# Exercise instructions:
Repeat each record below exactly, dropping the pictures.

Data records
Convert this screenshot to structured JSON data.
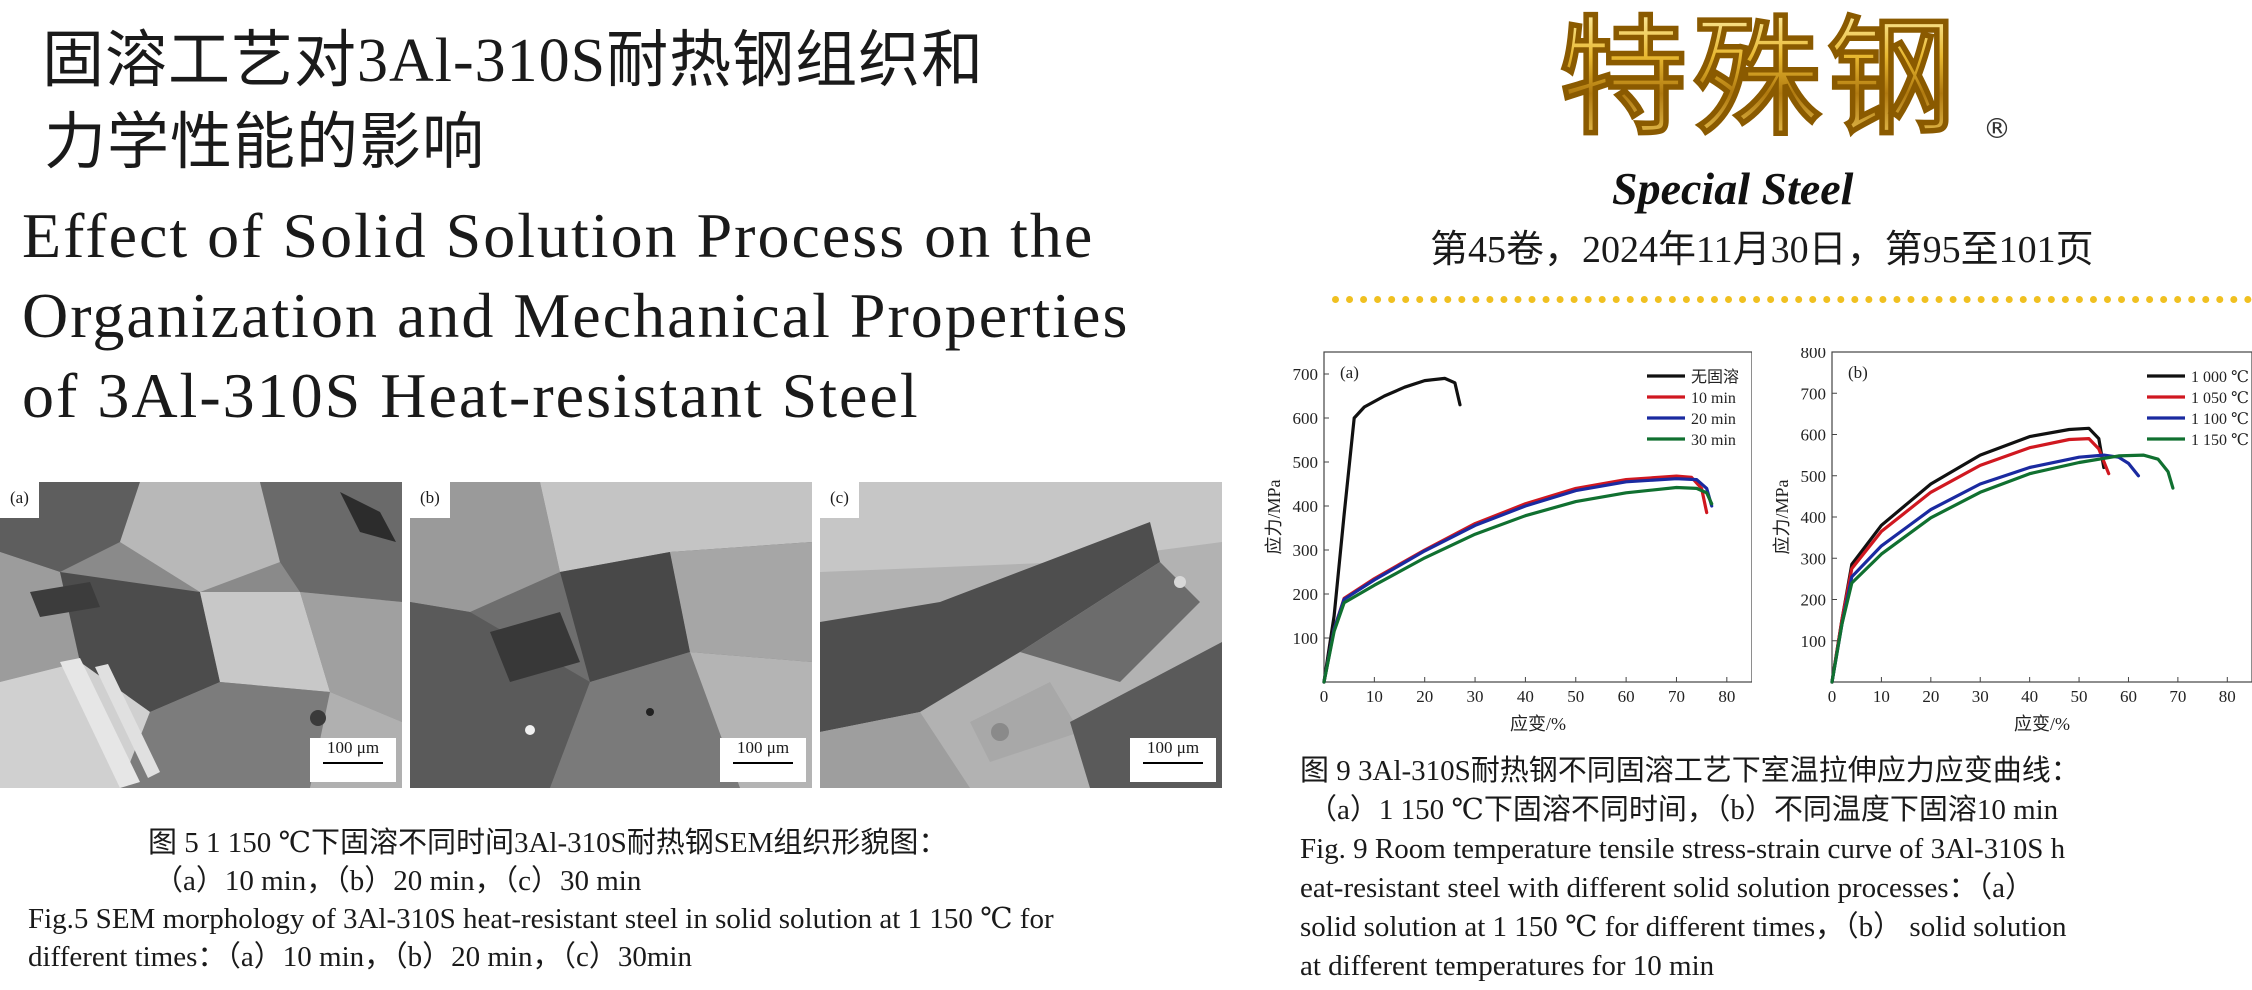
{
  "journal": {
    "logo_zh": "特殊钢",
    "logo_reg": "®",
    "logo_en": "Special Steel",
    "issue": "第45卷，2024年11月30日，第95至101页"
  },
  "title": {
    "zh_line1": "固溶工艺对3Al-310S耐热钢组织和",
    "zh_line2": "力学性能的影响",
    "en_line1": "Effect of Solid Solution Process on the",
    "en_line2": "Organization and Mechanical Properties",
    "en_line3": "of 3Al-310S Heat-resistant Steel"
  },
  "fig5": {
    "panels": [
      {
        "label": "(a)",
        "scale": "100 μm"
      },
      {
        "label": "(b)",
        "scale": "100 μm"
      },
      {
        "label": "(c)",
        "scale": "100 μm"
      }
    ],
    "caption_zh_1": "图 5 1 150 ℃下固溶不同时间3Al-310S耐热钢SEM组织形貌图：",
    "caption_zh_2": "（a）10 min，（b）20 min，（c）30 min",
    "caption_en_1": "Fig.5 SEM morphology of 3Al-310S heat-resistant steel in solid solution at 1 150 ℃ for",
    "caption_en_2": "different times：（a）10 min，（b）20 min，（c）30min"
  },
  "chart_data": [
    {
      "type": "line",
      "panel_label": "(a)",
      "xlabel": "应变/%",
      "ylabel": "应力/MPa",
      "xlim": [
        0,
        85
      ],
      "ylim": [
        0,
        750
      ],
      "xticks": [
        0,
        10,
        20,
        30,
        40,
        50,
        60,
        70,
        80
      ],
      "yticks": [
        100,
        200,
        300,
        400,
        500,
        600,
        700
      ],
      "legend_position": "top-right",
      "series": [
        {
          "name": "无固溶",
          "color": "#111111",
          "points": [
            [
              0,
              0
            ],
            [
              2,
              150
            ],
            [
              4,
              380
            ],
            [
              6,
              600
            ],
            [
              8,
              625
            ],
            [
              12,
              650
            ],
            [
              16,
              670
            ],
            [
              20,
              685
            ],
            [
              24,
              690
            ],
            [
              26,
              680
            ],
            [
              27,
              630
            ]
          ]
        },
        {
          "name": "10 min",
          "color": "#d01820",
          "points": [
            [
              0,
              0
            ],
            [
              2,
              120
            ],
            [
              4,
              190
            ],
            [
              10,
              235
            ],
            [
              20,
              300
            ],
            [
              30,
              360
            ],
            [
              40,
              405
            ],
            [
              50,
              440
            ],
            [
              60,
              460
            ],
            [
              70,
              468
            ],
            [
              73,
              465
            ],
            [
              75,
              440
            ],
            [
              76,
              385
            ]
          ]
        },
        {
          "name": "20 min",
          "color": "#1a2aa0",
          "points": [
            [
              0,
              0
            ],
            [
              2,
              120
            ],
            [
              4,
              188
            ],
            [
              10,
              232
            ],
            [
              20,
              298
            ],
            [
              30,
              356
            ],
            [
              40,
              400
            ],
            [
              50,
              435
            ],
            [
              60,
              455
            ],
            [
              70,
              462
            ],
            [
              74,
              460
            ],
            [
              76,
              440
            ],
            [
              77,
              400
            ]
          ]
        },
        {
          "name": "30 min",
          "color": "#107030",
          "points": [
            [
              0,
              0
            ],
            [
              2,
              115
            ],
            [
              4,
              180
            ],
            [
              10,
              220
            ],
            [
              20,
              282
            ],
            [
              30,
              336
            ],
            [
              40,
              378
            ],
            [
              50,
              410
            ],
            [
              60,
              430
            ],
            [
              70,
              442
            ],
            [
              74,
              440
            ],
            [
              76,
              430
            ],
            [
              77,
              405
            ]
          ]
        }
      ]
    },
    {
      "type": "line",
      "panel_label": "(b)",
      "xlabel": "应变/%",
      "ylabel": "应力/MPa",
      "xlim": [
        0,
        85
      ],
      "ylim": [
        0,
        800
      ],
      "xticks": [
        0,
        10,
        20,
        30,
        40,
        50,
        60,
        70,
        80
      ],
      "yticks": [
        100,
        200,
        300,
        400,
        500,
        600,
        700,
        800
      ],
      "legend_position": "top-right",
      "series": [
        {
          "name": "1 000 ℃",
          "color": "#111111",
          "points": [
            [
              0,
              0
            ],
            [
              2,
              150
            ],
            [
              4,
              285
            ],
            [
              10,
              380
            ],
            [
              20,
              480
            ],
            [
              30,
              550
            ],
            [
              40,
              595
            ],
            [
              48,
              612
            ],
            [
              52,
              615
            ],
            [
              54,
              590
            ],
            [
              55,
              520
            ]
          ]
        },
        {
          "name": "1 050 ℃",
          "color": "#d01820",
          "points": [
            [
              0,
              0
            ],
            [
              2,
              150
            ],
            [
              4,
              275
            ],
            [
              10,
              365
            ],
            [
              20,
              460
            ],
            [
              30,
              525
            ],
            [
              40,
              568
            ],
            [
              48,
              588
            ],
            [
              52,
              590
            ],
            [
              54,
              565
            ],
            [
              56,
              505
            ]
          ]
        },
        {
          "name": "1 100 ℃",
          "color": "#1a2aa0",
          "points": [
            [
              0,
              0
            ],
            [
              2,
              140
            ],
            [
              4,
              255
            ],
            [
              10,
              330
            ],
            [
              20,
              418
            ],
            [
              30,
              480
            ],
            [
              40,
              520
            ],
            [
              50,
              545
            ],
            [
              55,
              550
            ],
            [
              58,
              545
            ],
            [
              60,
              530
            ],
            [
              62,
              500
            ]
          ]
        },
        {
          "name": "1 150 ℃",
          "color": "#107030",
          "points": [
            [
              0,
              0
            ],
            [
              2,
              140
            ],
            [
              4,
              240
            ],
            [
              10,
              310
            ],
            [
              20,
              398
            ],
            [
              30,
              460
            ],
            [
              40,
              505
            ],
            [
              50,
              532
            ],
            [
              58,
              548
            ],
            [
              63,
              550
            ],
            [
              66,
              540
            ],
            [
              68,
              510
            ],
            [
              69,
              470
            ]
          ]
        }
      ]
    }
  ],
  "fig9": {
    "caption_zh_1": "图 9 3Al-310S耐热钢不同固溶工艺下室温拉伸应力应变曲线：",
    "caption_zh_2": "（a）1 150 ℃下固溶不同时间，（b）不同温度下固溶10 min",
    "caption_en_1": "Fig. 9 Room temperature tensile stress-strain curve of 3Al-310S h",
    "caption_en_2": "eat-resistant steel with different solid solution processes：（a）",
    "caption_en_3": "solid solution at 1 150 ℃ for different times，（b） solid solution",
    "caption_en_4": "at different temperatures for 10 min"
  }
}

# Result for this task:
Convert this screenshot to structured JSON data.
{
  "journal": {
    "logo_zh": "特殊钢",
    "logo_reg": "®",
    "logo_en": "Special Steel",
    "issue": "第45卷，2024年11月30日，第95至101页"
  },
  "title": {
    "zh_line1": "固溶工艺对3Al-310S耐热钢组织和",
    "zh_line2": "力学性能的影响",
    "en_line1": "Effect of Solid Solution Process on the",
    "en_line2": "Organization and Mechanical Properties",
    "en_line3": "of 3Al-310S Heat-resistant Steel"
  },
  "fig5": {
    "panels": [
      {
        "label": "(a)",
        "scale": "100 μm"
      },
      {
        "label": "(b)",
        "scale": "100 μm"
      },
      {
        "label": "(c)",
        "scale": "100 μm"
      }
    ],
    "caption_zh_1": "图 5 1 150 ℃下固溶不同时间3Al-310S耐热钢SEM组织形貌图：",
    "caption_zh_2": "（a）10 min，（b）20 min，（c）30 min",
    "caption_en_1": "Fig.5 SEM morphology of 3Al-310S heat-resistant steel in solid solution at 1 150 ℃ for",
    "caption_en_2": "different times：（a）10 min，（b）20 min，（c）30min"
  },
  "chart_data": [
    {
      "type": "line",
      "panel_label": "(a)",
      "xlabel": "应变/%",
      "ylabel": "应力/MPa",
      "xlim": [
        0,
        85
      ],
      "ylim": [
        0,
        750
      ],
      "xticks": [
        0,
        10,
        20,
        30,
        40,
        50,
        60,
        70,
        80
      ],
      "yticks": [
        100,
        200,
        300,
        400,
        500,
        600,
        700
      ],
      "legend_position": "top-right",
      "series": [
        {
          "name": "无固溶",
          "color": "#111111",
          "points": [
            [
              0,
              0
            ],
            [
              2,
              150
            ],
            [
              4,
              380
            ],
            [
              6,
              600
            ],
            [
              8,
              625
            ],
            [
              12,
              650
            ],
            [
              16,
              670
            ],
            [
              20,
              685
            ],
            [
              24,
              690
            ],
            [
              26,
              680
            ],
            [
              27,
              630
            ]
          ]
        },
        {
          "name": "10 min",
          "color": "#d01820",
          "points": [
            [
              0,
              0
            ],
            [
              2,
              120
            ],
            [
              4,
              190
            ],
            [
              10,
              235
            ],
            [
              20,
              300
            ],
            [
              30,
              360
            ],
            [
              40,
              405
            ],
            [
              50,
              440
            ],
            [
              60,
              460
            ],
            [
              70,
              468
            ],
            [
              73,
              465
            ],
            [
              75,
              440
            ],
            [
              76,
              385
            ]
          ]
        },
        {
          "name": "20 min",
          "color": "#1a2aa0",
          "points": [
            [
              0,
              0
            ],
            [
              2,
              120
            ],
            [
              4,
              188
            ],
            [
              10,
              232
            ],
            [
              20,
              298
            ],
            [
              30,
              356
            ],
            [
              40,
              400
            ],
            [
              50,
              435
            ],
            [
              60,
              455
            ],
            [
              70,
              462
            ],
            [
              74,
              460
            ],
            [
              76,
              440
            ],
            [
              77,
              400
            ]
          ]
        },
        {
          "name": "30 min",
          "color": "#107030",
          "points": [
            [
              0,
              0
            ],
            [
              2,
              115
            ],
            [
              4,
              180
            ],
            [
              10,
              220
            ],
            [
              20,
              282
            ],
            [
              30,
              336
            ],
            [
              40,
              378
            ],
            [
              50,
              410
            ],
            [
              60,
              430
            ],
            [
              70,
              442
            ],
            [
              74,
              440
            ],
            [
              76,
              430
            ],
            [
              77,
              405
            ]
          ]
        }
      ]
    },
    {
      "type": "line",
      "panel_label": "(b)",
      "xlabel": "应变/%",
      "ylabel": "应力/MPa",
      "xlim": [
        0,
        85
      ],
      "ylim": [
        0,
        800
      ],
      "xticks": [
        0,
        10,
        20,
        30,
        40,
        50,
        60,
        70,
        80
      ],
      "yticks": [
        100,
        200,
        300,
        400,
        500,
        600,
        700,
        800
      ],
      "legend_position": "top-right",
      "series": [
        {
          "name": "1 000 ℃",
          "color": "#111111",
          "points": [
            [
              0,
              0
            ],
            [
              2,
              150
            ],
            [
              4,
              285
            ],
            [
              10,
              380
            ],
            [
              20,
              480
            ],
            [
              30,
              550
            ],
            [
              40,
              595
            ],
            [
              48,
              612
            ],
            [
              52,
              615
            ],
            [
              54,
              590
            ],
            [
              55,
              520
            ]
          ]
        },
        {
          "name": "1 050 ℃",
          "color": "#d01820",
          "points": [
            [
              0,
              0
            ],
            [
              2,
              150
            ],
            [
              4,
              275
            ],
            [
              10,
              365
            ],
            [
              20,
              460
            ],
            [
              30,
              525
            ],
            [
              40,
              568
            ],
            [
              48,
              588
            ],
            [
              52,
              590
            ],
            [
              54,
              565
            ],
            [
              56,
              505
            ]
          ]
        },
        {
          "name": "1 100 ℃",
          "color": "#1a2aa0",
          "points": [
            [
              0,
              0
            ],
            [
              2,
              140
            ],
            [
              4,
              255
            ],
            [
              10,
              330
            ],
            [
              20,
              418
            ],
            [
              30,
              480
            ],
            [
              40,
              520
            ],
            [
              50,
              545
            ],
            [
              55,
              550
            ],
            [
              58,
              545
            ],
            [
              60,
              530
            ],
            [
              62,
              500
            ]
          ]
        },
        {
          "name": "1 150 ℃",
          "color": "#107030",
          "points": [
            [
              0,
              0
            ],
            [
              2,
              140
            ],
            [
              4,
              240
            ],
            [
              10,
              310
            ],
            [
              20,
              398
            ],
            [
              30,
              460
            ],
            [
              40,
              505
            ],
            [
              50,
              532
            ],
            [
              58,
              548
            ],
            [
              63,
              550
            ],
            [
              66,
              540
            ],
            [
              68,
              510
            ],
            [
              69,
              470
            ]
          ]
        }
      ]
    }
  ],
  "fig9": {
    "caption_zh_1": "图 9 3Al-310S耐热钢不同固溶工艺下室温拉伸应力应变曲线：",
    "caption_zh_2": "（a）1 150 ℃下固溶不同时间，（b）不同温度下固溶10 min",
    "caption_en_1": "Fig. 9 Room temperature tensile stress-strain curve of 3Al-310S h",
    "caption_en_2": "eat-resistant steel with different solid solution processes：（a）",
    "caption_en_3": "solid solution at 1 150 ℃ for different times，（b） solid solution",
    "caption_en_4": "at different temperatures for 10 min"
  }
}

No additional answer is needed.